__What is expected__. The lines to copy are those in the records below that hold the word "ainoastaan".
#### Material shown
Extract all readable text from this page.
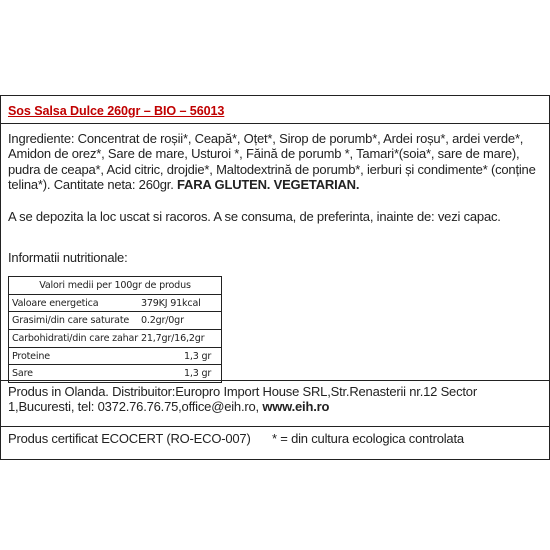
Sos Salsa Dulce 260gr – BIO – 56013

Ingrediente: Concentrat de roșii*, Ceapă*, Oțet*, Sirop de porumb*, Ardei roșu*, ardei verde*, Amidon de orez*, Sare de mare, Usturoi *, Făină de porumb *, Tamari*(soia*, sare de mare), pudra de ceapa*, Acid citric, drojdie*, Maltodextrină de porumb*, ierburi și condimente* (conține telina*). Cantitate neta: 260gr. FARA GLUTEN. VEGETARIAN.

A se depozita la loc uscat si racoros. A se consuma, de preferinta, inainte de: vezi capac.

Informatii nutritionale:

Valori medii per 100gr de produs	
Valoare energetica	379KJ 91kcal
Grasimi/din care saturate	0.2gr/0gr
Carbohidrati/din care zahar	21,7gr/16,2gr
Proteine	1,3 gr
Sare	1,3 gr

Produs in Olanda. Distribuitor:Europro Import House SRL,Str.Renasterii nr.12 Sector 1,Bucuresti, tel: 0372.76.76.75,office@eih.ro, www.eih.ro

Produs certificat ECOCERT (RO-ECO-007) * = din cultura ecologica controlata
########
#### Material shown
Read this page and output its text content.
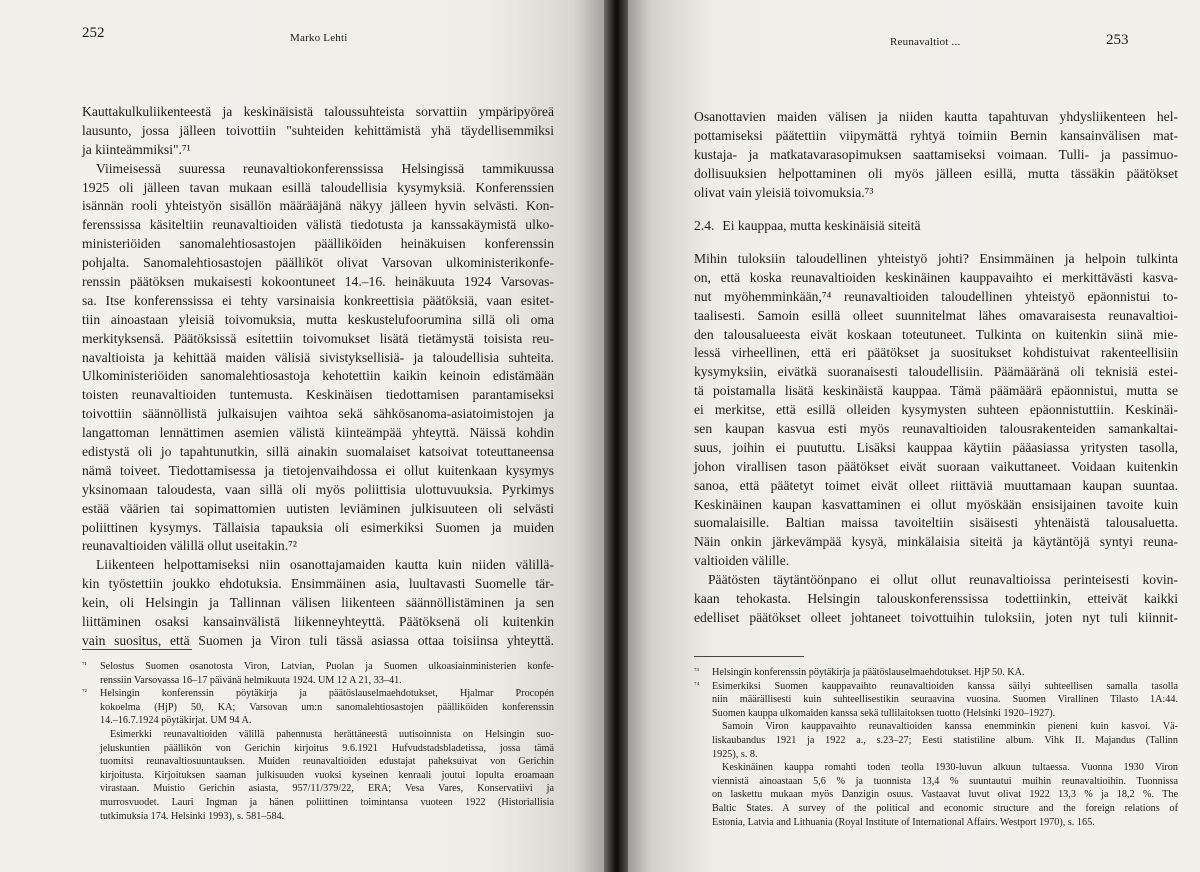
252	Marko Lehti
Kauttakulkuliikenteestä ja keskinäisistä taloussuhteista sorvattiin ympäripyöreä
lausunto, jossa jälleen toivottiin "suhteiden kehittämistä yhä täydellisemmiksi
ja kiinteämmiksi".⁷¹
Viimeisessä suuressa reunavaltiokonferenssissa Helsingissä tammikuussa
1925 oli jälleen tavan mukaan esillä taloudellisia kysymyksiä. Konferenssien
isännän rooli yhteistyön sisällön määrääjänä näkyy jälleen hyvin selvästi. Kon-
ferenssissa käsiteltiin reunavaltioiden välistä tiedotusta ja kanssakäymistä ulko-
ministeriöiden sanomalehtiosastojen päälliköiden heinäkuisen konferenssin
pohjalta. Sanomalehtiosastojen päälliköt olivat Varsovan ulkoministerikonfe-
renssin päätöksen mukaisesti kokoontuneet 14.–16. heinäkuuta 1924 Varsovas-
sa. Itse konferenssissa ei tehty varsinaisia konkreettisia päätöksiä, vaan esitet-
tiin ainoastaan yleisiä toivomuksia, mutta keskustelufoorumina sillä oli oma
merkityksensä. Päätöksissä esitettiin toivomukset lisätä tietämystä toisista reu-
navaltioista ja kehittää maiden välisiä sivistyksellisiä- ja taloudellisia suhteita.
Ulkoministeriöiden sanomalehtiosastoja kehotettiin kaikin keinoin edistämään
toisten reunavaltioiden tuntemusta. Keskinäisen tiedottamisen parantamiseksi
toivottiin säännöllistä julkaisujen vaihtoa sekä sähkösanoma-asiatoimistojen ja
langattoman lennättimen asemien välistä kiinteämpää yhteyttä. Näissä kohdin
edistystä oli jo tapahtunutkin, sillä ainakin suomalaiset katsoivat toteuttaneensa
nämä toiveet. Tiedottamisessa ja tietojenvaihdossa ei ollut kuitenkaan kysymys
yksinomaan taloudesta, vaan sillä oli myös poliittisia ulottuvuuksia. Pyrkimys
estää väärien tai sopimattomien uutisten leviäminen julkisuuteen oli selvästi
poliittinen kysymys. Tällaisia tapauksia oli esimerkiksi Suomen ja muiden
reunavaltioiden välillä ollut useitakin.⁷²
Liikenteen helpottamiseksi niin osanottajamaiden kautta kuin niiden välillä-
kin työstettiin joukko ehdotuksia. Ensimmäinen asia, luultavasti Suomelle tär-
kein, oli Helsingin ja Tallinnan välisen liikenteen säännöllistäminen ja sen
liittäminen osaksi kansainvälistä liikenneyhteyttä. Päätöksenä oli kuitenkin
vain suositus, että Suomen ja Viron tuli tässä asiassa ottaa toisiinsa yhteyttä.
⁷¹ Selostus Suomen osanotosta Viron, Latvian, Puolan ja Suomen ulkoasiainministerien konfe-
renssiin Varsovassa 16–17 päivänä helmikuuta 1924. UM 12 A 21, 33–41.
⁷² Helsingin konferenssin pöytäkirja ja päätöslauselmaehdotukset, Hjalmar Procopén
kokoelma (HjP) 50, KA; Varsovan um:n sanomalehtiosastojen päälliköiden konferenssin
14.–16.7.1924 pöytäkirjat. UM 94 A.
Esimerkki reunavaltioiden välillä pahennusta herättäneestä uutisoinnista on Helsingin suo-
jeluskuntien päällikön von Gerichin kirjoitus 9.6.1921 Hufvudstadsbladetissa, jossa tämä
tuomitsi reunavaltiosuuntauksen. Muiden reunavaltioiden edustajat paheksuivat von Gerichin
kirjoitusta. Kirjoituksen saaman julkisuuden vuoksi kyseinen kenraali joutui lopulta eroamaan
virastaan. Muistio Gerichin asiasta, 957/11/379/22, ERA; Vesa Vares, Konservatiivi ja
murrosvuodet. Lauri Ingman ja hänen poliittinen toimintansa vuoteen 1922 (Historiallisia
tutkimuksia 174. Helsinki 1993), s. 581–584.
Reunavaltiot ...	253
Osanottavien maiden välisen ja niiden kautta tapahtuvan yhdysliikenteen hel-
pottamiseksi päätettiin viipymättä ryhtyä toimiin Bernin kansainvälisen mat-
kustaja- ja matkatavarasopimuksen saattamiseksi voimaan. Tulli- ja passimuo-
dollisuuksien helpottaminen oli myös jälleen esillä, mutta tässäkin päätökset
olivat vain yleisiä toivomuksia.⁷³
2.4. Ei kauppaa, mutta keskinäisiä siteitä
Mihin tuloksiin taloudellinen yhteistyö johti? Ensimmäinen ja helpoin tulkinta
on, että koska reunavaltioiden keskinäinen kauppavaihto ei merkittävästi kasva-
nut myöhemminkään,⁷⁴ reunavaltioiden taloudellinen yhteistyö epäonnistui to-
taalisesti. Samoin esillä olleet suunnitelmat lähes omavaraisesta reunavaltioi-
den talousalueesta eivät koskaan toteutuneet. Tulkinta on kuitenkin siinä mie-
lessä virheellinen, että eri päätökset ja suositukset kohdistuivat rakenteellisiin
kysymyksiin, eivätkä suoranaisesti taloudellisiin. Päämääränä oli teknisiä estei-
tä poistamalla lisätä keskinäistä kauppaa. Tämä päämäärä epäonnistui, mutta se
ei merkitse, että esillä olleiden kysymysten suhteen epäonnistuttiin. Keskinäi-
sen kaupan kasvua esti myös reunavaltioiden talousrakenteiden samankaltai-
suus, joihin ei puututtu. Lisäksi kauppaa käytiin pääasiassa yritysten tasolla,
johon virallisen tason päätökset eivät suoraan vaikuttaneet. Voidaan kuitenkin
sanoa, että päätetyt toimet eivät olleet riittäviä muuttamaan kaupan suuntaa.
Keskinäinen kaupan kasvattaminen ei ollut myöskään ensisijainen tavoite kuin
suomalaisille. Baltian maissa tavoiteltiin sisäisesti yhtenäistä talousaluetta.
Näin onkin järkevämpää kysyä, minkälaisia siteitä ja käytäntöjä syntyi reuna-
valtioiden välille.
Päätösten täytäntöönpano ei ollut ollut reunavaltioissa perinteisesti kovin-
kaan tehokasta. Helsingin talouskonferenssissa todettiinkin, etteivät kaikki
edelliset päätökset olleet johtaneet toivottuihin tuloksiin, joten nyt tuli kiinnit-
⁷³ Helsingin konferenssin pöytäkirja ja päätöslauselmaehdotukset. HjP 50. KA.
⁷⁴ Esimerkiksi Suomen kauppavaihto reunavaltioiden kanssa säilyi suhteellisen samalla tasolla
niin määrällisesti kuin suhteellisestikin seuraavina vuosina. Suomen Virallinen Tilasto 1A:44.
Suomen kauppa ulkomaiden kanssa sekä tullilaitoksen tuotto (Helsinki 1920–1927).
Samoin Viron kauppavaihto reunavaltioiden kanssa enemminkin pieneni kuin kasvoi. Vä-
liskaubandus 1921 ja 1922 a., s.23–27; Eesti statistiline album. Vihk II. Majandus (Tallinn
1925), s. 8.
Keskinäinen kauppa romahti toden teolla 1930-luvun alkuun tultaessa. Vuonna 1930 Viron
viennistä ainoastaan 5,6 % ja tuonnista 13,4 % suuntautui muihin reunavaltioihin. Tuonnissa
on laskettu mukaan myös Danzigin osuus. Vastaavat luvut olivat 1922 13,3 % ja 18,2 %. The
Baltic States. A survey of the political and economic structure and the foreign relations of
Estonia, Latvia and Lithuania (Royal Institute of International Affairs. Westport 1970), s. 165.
########
__Output for this exercise__.
tiin ainoastaan yleisiä toivomuksia, mutta keskustelufoorumina sillä oli oma
viennistä ainoastaan 5,6 % ja tuonnista 13,4 % suuntautui muihin reunavaltioihin. Tuonnissa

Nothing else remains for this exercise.